◆ The task:
Reproduce the lines of the data word for word, from the first line through the line containing "scrollbar-thumb[interactable]: [779, 286, 793, 486]", both included.

Given records start

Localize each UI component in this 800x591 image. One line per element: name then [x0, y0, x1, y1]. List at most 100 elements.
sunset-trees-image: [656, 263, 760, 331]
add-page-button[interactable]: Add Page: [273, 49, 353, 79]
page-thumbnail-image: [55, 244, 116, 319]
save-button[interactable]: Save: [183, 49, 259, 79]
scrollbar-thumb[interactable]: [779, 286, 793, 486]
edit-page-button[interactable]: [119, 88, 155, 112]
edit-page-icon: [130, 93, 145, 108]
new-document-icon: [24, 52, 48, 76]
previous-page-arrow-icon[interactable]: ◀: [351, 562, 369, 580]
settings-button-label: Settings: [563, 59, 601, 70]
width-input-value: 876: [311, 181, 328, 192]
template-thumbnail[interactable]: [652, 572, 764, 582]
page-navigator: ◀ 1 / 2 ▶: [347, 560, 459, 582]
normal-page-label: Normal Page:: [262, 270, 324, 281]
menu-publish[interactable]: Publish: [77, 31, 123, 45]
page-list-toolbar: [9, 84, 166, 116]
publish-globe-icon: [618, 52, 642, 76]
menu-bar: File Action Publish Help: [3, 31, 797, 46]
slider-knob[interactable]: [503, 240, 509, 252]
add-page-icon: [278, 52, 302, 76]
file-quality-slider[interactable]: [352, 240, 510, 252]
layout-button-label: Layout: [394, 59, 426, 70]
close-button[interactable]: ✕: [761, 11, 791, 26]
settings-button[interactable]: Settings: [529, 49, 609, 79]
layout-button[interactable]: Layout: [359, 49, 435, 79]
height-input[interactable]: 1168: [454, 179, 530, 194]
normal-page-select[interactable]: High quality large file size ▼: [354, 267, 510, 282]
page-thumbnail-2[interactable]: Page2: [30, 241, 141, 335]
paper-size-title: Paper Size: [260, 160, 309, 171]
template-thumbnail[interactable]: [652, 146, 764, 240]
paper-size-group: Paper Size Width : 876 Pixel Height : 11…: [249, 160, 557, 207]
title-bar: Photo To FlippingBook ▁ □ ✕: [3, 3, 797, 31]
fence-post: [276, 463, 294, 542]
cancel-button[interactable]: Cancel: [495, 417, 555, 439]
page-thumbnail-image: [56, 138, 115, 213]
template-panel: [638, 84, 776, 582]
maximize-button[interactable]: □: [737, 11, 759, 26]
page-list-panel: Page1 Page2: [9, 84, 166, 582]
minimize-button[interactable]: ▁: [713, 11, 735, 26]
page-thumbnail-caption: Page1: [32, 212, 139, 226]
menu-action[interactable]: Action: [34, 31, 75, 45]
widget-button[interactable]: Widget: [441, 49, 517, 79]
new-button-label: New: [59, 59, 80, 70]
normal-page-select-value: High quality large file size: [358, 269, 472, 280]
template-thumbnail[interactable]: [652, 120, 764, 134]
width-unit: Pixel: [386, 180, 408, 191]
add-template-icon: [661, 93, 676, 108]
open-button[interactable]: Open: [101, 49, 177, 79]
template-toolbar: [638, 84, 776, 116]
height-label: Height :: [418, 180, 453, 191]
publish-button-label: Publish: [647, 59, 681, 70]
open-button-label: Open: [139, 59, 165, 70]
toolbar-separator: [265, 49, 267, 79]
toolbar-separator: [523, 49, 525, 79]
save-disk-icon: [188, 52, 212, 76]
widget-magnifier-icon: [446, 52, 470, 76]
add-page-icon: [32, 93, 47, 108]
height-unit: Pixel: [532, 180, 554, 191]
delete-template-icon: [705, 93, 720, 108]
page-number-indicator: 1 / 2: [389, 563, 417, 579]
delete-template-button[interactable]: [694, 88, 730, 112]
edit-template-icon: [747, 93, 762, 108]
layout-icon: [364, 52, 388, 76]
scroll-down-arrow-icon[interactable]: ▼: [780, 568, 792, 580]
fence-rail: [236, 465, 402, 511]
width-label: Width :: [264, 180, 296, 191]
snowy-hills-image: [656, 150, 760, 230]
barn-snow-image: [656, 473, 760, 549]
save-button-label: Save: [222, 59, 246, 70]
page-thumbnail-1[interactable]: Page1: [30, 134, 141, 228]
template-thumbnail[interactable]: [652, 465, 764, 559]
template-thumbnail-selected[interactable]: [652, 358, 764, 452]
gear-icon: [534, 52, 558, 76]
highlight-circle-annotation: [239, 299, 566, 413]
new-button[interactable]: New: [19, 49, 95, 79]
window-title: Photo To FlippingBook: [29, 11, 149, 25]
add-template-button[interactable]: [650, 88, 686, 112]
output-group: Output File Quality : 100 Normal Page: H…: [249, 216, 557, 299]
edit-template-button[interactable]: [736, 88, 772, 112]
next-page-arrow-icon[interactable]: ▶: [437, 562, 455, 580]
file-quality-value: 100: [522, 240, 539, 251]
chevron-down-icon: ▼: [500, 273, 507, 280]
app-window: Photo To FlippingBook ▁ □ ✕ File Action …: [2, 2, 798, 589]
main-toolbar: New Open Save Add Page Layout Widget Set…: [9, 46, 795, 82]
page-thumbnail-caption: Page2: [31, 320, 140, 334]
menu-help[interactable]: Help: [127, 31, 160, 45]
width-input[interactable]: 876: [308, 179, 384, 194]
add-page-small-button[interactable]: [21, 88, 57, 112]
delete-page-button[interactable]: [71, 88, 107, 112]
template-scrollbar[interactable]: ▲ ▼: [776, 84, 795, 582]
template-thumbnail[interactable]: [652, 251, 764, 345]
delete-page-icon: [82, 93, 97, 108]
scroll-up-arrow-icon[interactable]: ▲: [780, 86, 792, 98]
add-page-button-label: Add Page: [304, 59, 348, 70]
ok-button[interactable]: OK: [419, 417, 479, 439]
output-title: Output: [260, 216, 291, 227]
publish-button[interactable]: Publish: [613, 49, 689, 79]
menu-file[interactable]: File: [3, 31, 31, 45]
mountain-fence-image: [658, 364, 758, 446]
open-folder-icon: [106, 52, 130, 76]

Given records end

◆ Written solution:
Localize each UI component in this 800x591 image. One line per element: name then [x0, y0, x1, y1]. List at most 100 elements.
sunset-trees-image: [656, 263, 760, 331]
add-page-button[interactable]: Add Page: [273, 49, 353, 79]
page-thumbnail-image: [55, 244, 116, 319]
save-button[interactable]: Save: [183, 49, 259, 79]
scrollbar-thumb[interactable]: [779, 286, 793, 486]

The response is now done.